__TASK BRIEF__
Go through the entries below, tally each line with the string "this", and give the final number by itself.

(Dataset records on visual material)
.....
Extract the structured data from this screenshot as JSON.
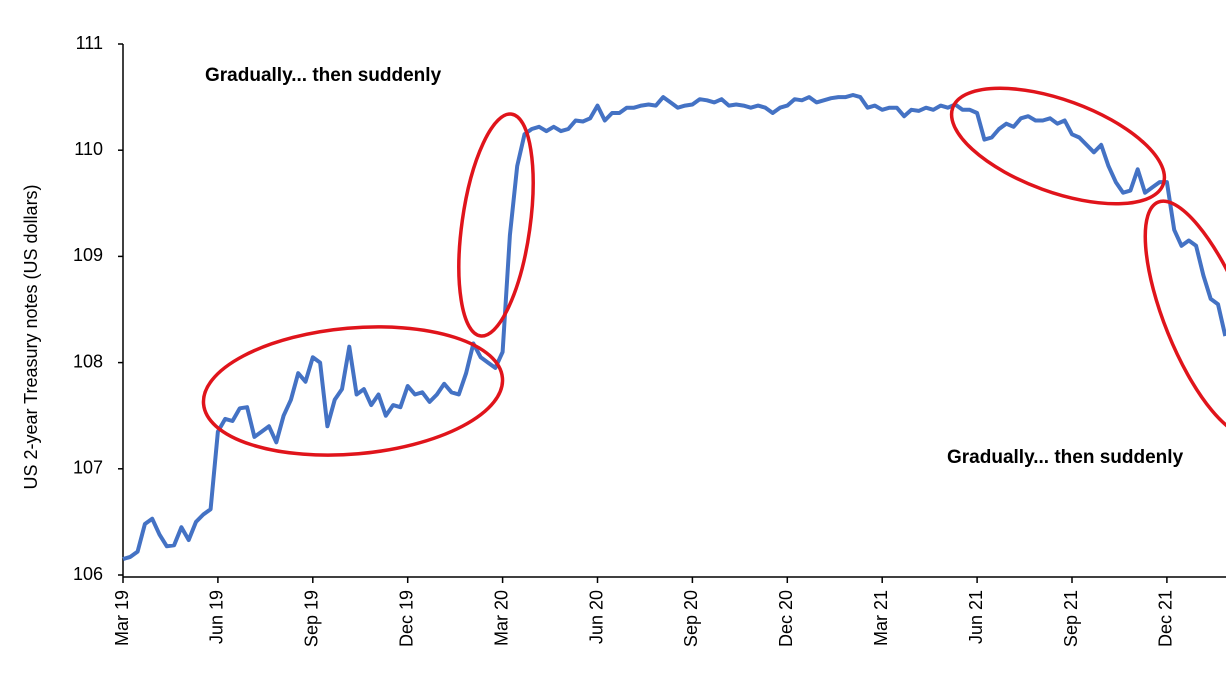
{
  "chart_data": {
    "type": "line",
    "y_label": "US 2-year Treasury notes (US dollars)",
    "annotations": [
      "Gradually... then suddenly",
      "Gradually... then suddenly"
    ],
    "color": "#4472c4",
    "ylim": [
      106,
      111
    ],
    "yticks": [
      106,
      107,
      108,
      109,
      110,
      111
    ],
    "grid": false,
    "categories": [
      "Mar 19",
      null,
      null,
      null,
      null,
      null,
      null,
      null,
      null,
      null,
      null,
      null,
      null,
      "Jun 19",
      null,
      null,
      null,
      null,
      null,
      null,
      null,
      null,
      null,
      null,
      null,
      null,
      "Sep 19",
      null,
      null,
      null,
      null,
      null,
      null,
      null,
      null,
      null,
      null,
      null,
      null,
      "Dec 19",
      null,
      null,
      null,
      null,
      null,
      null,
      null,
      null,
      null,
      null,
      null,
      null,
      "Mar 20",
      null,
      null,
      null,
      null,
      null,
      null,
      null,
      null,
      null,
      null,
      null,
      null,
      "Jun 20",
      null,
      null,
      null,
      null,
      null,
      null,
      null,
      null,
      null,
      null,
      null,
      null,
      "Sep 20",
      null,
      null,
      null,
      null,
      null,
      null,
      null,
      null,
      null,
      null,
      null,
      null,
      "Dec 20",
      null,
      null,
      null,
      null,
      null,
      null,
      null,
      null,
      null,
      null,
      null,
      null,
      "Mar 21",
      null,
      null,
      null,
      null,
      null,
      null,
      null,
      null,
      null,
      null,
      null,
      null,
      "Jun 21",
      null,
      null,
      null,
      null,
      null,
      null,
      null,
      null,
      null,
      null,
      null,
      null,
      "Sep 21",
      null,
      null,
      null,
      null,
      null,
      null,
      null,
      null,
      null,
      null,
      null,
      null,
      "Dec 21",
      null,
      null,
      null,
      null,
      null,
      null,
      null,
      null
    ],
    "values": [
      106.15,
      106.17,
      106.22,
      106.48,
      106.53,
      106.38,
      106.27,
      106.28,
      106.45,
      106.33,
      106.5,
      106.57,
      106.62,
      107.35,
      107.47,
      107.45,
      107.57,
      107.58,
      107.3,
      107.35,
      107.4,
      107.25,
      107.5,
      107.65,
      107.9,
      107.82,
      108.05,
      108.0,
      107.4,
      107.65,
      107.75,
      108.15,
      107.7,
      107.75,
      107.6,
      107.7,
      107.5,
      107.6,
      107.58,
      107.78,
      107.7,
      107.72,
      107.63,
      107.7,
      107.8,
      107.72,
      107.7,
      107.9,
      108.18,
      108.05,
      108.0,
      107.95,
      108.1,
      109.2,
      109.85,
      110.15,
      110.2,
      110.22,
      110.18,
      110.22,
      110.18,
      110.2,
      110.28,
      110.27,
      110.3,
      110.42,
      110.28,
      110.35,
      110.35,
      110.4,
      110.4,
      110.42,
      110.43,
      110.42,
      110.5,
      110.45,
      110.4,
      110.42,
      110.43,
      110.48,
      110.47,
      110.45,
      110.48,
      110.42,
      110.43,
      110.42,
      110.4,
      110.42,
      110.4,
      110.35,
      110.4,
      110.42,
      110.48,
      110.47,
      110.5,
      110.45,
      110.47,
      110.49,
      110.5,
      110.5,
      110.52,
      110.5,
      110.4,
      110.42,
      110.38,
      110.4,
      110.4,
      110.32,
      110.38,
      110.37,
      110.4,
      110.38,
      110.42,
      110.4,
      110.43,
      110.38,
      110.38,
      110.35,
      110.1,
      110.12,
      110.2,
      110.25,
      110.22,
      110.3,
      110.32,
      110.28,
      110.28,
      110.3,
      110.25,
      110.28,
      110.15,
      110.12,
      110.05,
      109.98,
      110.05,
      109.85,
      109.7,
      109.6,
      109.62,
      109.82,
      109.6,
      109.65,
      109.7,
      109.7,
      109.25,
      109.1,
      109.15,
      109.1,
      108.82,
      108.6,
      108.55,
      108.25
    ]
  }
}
.....
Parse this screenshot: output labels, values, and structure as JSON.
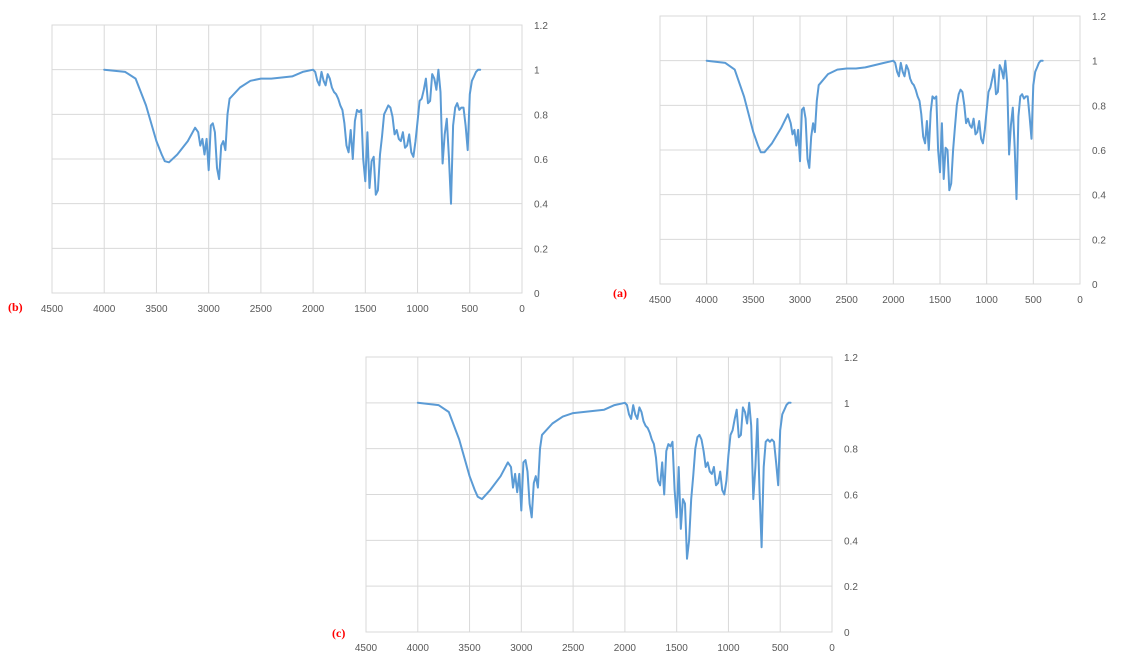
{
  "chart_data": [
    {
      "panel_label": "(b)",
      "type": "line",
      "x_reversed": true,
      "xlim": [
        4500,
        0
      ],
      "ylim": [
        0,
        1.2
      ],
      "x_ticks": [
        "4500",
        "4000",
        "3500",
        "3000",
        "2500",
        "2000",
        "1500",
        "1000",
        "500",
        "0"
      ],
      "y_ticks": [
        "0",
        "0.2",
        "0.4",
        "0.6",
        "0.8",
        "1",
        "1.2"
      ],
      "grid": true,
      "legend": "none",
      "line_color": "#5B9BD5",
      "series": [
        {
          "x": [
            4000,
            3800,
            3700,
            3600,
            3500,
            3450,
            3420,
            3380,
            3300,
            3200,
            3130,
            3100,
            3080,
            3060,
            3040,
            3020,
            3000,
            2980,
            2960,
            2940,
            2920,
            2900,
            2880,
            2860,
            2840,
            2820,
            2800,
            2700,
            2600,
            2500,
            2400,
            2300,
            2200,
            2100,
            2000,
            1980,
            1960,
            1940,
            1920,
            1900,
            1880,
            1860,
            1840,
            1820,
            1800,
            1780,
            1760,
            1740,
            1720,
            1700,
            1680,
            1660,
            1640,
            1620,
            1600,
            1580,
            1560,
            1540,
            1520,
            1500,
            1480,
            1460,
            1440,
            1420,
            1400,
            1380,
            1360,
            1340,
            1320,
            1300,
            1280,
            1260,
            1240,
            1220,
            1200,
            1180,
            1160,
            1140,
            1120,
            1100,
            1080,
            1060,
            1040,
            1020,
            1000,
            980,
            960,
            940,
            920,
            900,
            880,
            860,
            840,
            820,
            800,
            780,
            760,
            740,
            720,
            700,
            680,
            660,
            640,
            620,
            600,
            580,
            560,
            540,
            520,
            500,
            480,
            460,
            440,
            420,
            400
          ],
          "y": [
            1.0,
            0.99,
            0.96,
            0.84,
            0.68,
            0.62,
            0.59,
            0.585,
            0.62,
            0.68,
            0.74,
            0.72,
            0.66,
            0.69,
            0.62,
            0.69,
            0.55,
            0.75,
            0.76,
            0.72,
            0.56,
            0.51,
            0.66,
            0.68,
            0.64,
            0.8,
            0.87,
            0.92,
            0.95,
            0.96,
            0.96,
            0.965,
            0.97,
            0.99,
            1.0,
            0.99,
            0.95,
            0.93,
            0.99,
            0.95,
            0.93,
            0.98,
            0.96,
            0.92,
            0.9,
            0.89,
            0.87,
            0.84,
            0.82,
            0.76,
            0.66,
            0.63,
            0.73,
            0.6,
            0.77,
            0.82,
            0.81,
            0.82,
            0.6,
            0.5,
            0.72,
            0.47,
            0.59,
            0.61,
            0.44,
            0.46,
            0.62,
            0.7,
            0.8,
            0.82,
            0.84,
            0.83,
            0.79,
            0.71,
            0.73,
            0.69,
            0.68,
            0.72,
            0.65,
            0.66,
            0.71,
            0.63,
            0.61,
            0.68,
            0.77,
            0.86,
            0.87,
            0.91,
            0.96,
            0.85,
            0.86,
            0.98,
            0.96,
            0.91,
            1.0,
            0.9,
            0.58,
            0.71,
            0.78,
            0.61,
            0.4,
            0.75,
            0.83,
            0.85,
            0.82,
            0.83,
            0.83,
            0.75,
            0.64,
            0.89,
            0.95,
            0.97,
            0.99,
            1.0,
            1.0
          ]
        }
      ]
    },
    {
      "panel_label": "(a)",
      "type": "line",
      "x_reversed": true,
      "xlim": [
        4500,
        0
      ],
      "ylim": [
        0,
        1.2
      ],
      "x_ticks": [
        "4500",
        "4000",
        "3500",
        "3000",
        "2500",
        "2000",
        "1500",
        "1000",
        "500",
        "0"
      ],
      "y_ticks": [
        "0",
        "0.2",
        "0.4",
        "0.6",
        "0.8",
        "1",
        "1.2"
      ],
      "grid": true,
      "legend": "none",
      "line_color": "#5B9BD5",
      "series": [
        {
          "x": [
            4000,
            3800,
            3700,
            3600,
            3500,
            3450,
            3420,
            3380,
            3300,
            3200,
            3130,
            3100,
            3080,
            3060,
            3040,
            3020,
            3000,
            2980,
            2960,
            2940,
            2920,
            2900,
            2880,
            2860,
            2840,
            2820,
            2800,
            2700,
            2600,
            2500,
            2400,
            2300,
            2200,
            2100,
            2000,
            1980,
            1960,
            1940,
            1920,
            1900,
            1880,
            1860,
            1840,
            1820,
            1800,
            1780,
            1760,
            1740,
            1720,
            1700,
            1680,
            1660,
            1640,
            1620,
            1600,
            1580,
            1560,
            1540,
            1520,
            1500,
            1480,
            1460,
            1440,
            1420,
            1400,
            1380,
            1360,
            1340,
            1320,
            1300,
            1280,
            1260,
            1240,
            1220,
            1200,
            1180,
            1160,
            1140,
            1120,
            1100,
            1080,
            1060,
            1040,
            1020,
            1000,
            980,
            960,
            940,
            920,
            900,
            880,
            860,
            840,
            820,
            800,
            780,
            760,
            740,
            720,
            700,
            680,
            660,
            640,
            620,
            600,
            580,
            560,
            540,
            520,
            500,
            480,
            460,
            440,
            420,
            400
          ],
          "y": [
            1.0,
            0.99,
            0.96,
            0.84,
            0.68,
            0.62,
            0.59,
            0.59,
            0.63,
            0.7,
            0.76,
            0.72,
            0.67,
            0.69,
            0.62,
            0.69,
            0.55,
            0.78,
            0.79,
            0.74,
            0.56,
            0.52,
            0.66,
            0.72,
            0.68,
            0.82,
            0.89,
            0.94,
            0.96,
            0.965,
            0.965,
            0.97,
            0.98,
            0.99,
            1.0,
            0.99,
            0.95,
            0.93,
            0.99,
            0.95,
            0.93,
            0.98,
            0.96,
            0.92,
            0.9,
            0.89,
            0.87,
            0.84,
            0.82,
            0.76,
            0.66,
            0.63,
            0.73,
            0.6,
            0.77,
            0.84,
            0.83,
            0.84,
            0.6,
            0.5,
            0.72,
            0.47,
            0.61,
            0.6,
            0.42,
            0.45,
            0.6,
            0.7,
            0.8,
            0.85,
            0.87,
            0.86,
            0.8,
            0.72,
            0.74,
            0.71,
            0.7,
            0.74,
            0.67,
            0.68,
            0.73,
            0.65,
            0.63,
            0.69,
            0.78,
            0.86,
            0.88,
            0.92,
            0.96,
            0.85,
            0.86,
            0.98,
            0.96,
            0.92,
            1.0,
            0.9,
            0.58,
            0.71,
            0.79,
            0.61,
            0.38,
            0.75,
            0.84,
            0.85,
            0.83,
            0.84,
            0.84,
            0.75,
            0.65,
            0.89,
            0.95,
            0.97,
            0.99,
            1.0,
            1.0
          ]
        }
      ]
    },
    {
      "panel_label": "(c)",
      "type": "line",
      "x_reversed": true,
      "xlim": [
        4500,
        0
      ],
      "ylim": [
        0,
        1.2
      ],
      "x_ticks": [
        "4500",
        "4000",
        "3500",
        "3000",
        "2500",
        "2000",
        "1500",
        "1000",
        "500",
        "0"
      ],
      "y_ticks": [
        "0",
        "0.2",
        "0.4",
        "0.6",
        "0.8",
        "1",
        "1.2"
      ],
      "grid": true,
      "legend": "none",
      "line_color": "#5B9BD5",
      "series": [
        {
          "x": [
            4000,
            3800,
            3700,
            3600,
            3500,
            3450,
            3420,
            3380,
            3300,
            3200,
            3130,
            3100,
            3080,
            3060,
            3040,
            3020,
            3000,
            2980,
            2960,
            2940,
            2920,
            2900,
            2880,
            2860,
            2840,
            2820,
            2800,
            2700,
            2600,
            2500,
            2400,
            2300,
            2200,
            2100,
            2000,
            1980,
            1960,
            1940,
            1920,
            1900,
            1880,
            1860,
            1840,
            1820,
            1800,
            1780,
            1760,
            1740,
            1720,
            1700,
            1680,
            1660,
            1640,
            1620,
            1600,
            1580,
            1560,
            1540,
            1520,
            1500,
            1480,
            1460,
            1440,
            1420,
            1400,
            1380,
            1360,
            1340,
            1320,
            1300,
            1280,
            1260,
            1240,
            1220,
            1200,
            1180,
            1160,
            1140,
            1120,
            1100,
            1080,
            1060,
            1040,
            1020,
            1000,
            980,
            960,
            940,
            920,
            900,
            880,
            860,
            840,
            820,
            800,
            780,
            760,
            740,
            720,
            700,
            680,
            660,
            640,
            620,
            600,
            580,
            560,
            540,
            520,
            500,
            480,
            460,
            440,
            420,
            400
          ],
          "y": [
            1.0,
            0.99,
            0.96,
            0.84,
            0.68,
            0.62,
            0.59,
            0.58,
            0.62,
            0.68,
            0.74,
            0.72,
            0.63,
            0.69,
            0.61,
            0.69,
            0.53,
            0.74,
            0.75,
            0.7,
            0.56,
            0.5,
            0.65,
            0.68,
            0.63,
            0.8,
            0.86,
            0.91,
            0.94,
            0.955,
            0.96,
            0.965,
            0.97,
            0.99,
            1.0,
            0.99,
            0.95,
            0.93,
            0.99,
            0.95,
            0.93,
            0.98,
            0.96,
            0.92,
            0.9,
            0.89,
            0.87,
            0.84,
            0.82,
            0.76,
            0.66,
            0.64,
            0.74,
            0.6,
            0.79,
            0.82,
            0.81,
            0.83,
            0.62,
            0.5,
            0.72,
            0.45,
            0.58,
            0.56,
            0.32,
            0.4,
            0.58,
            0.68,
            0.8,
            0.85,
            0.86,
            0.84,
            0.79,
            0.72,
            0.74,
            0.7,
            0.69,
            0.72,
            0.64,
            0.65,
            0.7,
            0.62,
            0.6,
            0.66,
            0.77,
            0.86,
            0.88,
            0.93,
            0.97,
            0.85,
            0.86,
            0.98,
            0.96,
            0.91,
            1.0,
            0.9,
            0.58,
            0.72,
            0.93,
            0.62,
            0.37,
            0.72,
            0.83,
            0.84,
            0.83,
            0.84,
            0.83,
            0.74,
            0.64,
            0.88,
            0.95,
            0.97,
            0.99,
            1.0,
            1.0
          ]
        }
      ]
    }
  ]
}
.....
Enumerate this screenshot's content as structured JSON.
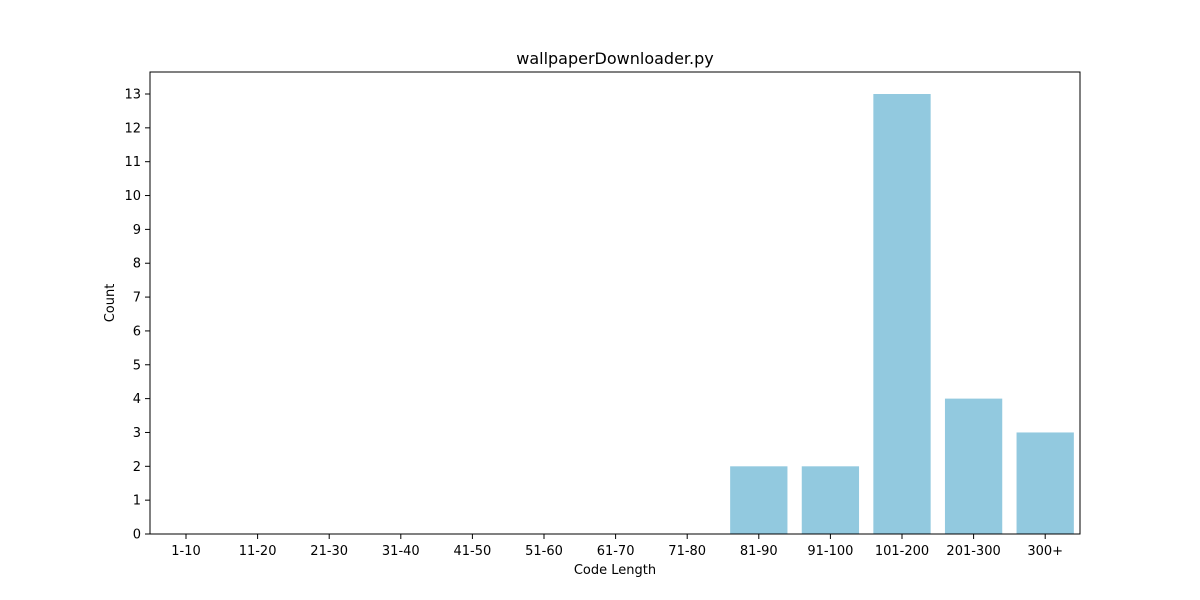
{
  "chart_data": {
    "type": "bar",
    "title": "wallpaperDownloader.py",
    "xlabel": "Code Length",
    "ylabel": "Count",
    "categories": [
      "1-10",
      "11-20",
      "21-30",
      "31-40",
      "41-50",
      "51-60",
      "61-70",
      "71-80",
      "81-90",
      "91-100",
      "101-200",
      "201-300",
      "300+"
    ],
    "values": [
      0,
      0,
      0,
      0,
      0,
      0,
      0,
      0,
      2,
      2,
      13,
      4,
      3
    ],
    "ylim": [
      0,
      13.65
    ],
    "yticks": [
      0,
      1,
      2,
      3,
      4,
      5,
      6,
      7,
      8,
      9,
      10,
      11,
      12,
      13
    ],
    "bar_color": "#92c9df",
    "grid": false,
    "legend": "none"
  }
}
.....
__TASK SOLUTION__
3